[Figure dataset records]

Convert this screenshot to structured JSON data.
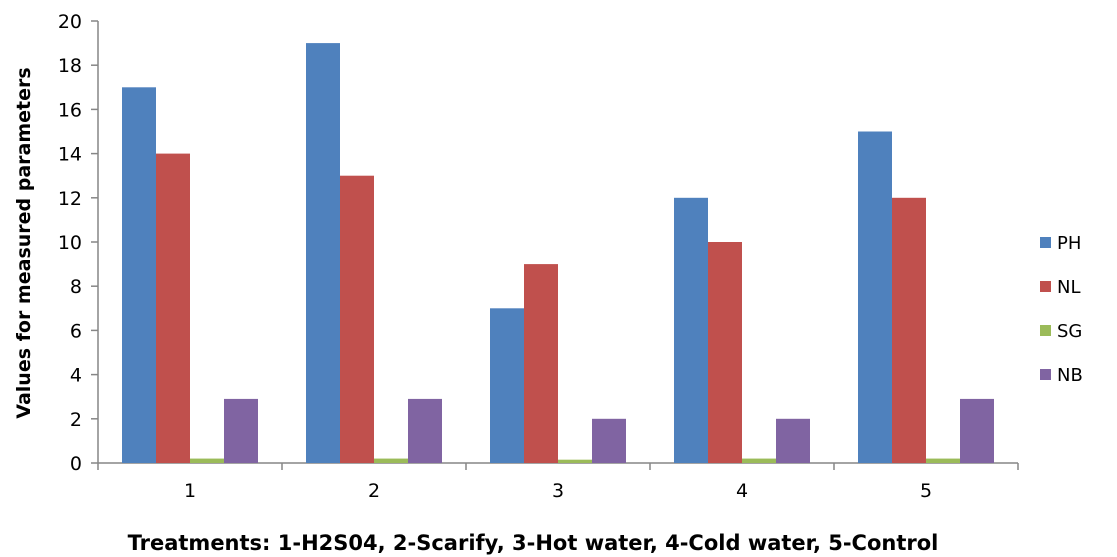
{
  "chart_data": {
    "type": "bar",
    "categories": [
      "1",
      "2",
      "3",
      "4",
      "5"
    ],
    "series": [
      {
        "name": "PH",
        "values": [
          17,
          19,
          7,
          12,
          15
        ]
      },
      {
        "name": "NL",
        "values": [
          14,
          13,
          9,
          10,
          12
        ]
      },
      {
        "name": "SG",
        "values": [
          0.2,
          0.2,
          0.15,
          0.2,
          0.2
        ]
      },
      {
        "name": "NB",
        "values": [
          2.9,
          2.9,
          2,
          2,
          2.9
        ]
      }
    ],
    "colors": [
      "#4f81bd",
      "#c0504d",
      "#9bbb59",
      "#8064a2"
    ],
    "title": "",
    "xlabel": "Treatments: 1-H2S04, 2-Scarify, 3-Hot water, 4-Cold water, 5-Control",
    "ylabel": "Values for measured parameters",
    "ylim": [
      0,
      20
    ],
    "yticks": [
      0,
      2,
      4,
      6,
      8,
      10,
      12,
      14,
      16,
      18,
      20
    ],
    "grid": false,
    "legend_position": "right"
  }
}
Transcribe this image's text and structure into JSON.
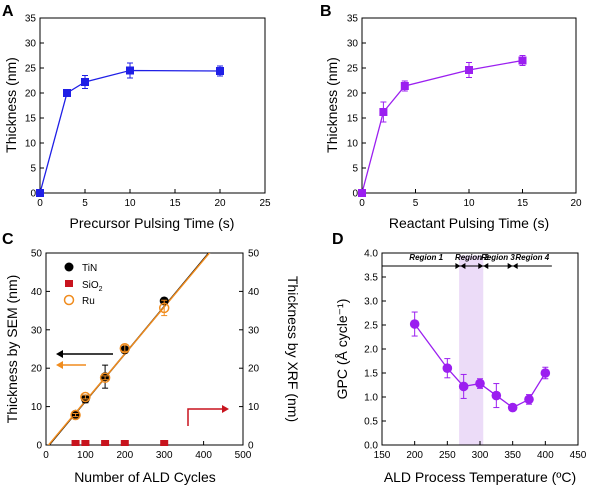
{
  "colors": {
    "panel_a": "#1f1fe6",
    "panel_b": "#9b1ff0",
    "tin": "#000000",
    "sio2": "#c8141e",
    "ru": "#f08c1e",
    "fit_orange": "#f08c1e",
    "panel_d": "#9b1ff0",
    "region_shade": "#ecdcf8",
    "arrow_black": "#000000",
    "arrow_orange": "#f08c1e",
    "arrow_red": "#c8141e"
  },
  "chart_data": [
    {
      "panel": "A",
      "type": "line",
      "xlabel": "Precursor Pulsing Time (s)",
      "ylabel": "Thickness (nm)",
      "xlim": [
        0,
        25
      ],
      "ylim": [
        0,
        35
      ],
      "xticks": [
        0,
        5,
        10,
        15,
        20,
        25
      ],
      "yticks": [
        0,
        5,
        10,
        15,
        20,
        25,
        30,
        35
      ],
      "series": [
        {
          "x": [
            0,
            3,
            5,
            10,
            20
          ],
          "y": [
            0,
            20.0,
            22.2,
            24.5,
            24.4
          ],
          "err": [
            0,
            0.5,
            1.3,
            1.5,
            1.0
          ]
        }
      ]
    },
    {
      "panel": "B",
      "type": "line",
      "xlabel": "Reactant Pulsing Time (s)",
      "ylabel": "Thickness (nm)",
      "xlim": [
        0,
        20
      ],
      "ylim": [
        0,
        35
      ],
      "xticks": [
        0,
        5,
        10,
        15,
        20
      ],
      "yticks": [
        0,
        5,
        10,
        15,
        20,
        25,
        30,
        35
      ],
      "series": [
        {
          "x": [
            0,
            2,
            4,
            10,
            15
          ],
          "y": [
            0,
            16.2,
            21.4,
            24.6,
            26.5
          ],
          "err": [
            0,
            2.0,
            1.0,
            1.5,
            1.0
          ]
        }
      ]
    },
    {
      "panel": "C",
      "type": "scatter",
      "xlabel": "Number of ALD Cycles",
      "ylabel": "Thickness by SEM (nm)",
      "y2label": "Thickness by XRF (nm)",
      "xlim": [
        0,
        500
      ],
      "ylim": [
        0,
        50
      ],
      "y2lim": [
        0,
        50
      ],
      "xticks": [
        0,
        100,
        200,
        300,
        400,
        500
      ],
      "yticks": [
        0,
        10,
        20,
        30,
        40,
        50
      ],
      "y2ticks": [
        0,
        10,
        20,
        30,
        40,
        50
      ],
      "legend": [
        "TiN",
        "SiO2",
        "Ru"
      ],
      "legend_position": "top-left",
      "series": [
        {
          "name": "TiN",
          "marker": "filled-circle",
          "x": [
            75,
            100,
            150,
            200,
            300
          ],
          "y": [
            8,
            12,
            17.8,
            24.8,
            37.5
          ],
          "err": [
            0.6,
            1.0,
            3.0,
            0.8,
            0.8
          ]
        },
        {
          "name": "SiO2",
          "marker": "filled-square",
          "x": [
            75,
            100,
            150,
            200,
            300
          ],
          "y": [
            0,
            0,
            0,
            0,
            0
          ]
        },
        {
          "name": "Ru",
          "marker": "open-circle",
          "x": [
            75,
            100,
            150,
            200,
            300
          ],
          "y": [
            7.8,
            12.5,
            17.5,
            25.2,
            35.7
          ],
          "err": [
            0.4,
            0.5,
            0.5,
            0.8,
            2.0
          ]
        }
      ],
      "fits": [
        {
          "color": "black",
          "slope": 0.1235,
          "intercept": -1.0
        },
        {
          "color": "orange",
          "slope": 0.1225,
          "intercept": -0.8
        }
      ]
    },
    {
      "panel": "D",
      "type": "line",
      "xlabel": "ALD Process Temperature (ºC)",
      "ylabel": "GPC (Å cycle⁻¹)",
      "xlim": [
        150,
        450
      ],
      "ylim": [
        0.0,
        4.0
      ],
      "xticks": [
        150,
        200,
        250,
        300,
        350,
        400,
        450
      ],
      "yticks": [
        0.0,
        0.5,
        1.0,
        1.5,
        2.0,
        2.5,
        3.0,
        3.5,
        4.0
      ],
      "regions": [
        {
          "label": "Region 1",
          "range": [
            150,
            270
          ]
        },
        {
          "label": "Region 2",
          "range": [
            270,
            305
          ]
        },
        {
          "label": "Region 3",
          "range": [
            305,
            350
          ]
        },
        {
          "label": "Region 4",
          "range": [
            350,
            410
          ]
        }
      ],
      "shaded_range": [
        268,
        305
      ],
      "series": [
        {
          "x": [
            200,
            250,
            275,
            300,
            325,
            350,
            375,
            400
          ],
          "y": [
            2.52,
            1.6,
            1.22,
            1.28,
            1.03,
            0.78,
            0.95,
            1.5
          ],
          "err": [
            0.25,
            0.2,
            0.25,
            0.1,
            0.25,
            0.05,
            0.1,
            0.12
          ]
        }
      ]
    }
  ],
  "panel_labels": {
    "a": "A",
    "b": "B",
    "c": "C",
    "d": "D"
  },
  "panel_c_legend": {
    "tin": "TiN",
    "sio2_base": "SiO",
    "sio2_sub": "2",
    "ru": "Ru"
  }
}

> [INSTRUCTIONS TO FOLLOW]: Scan the material and collect every line that contains "marker".

> [TASK OUTPUT]:
          "marker": "filled-circle",
          "marker": "filled-square",
          "marker": "open-circle",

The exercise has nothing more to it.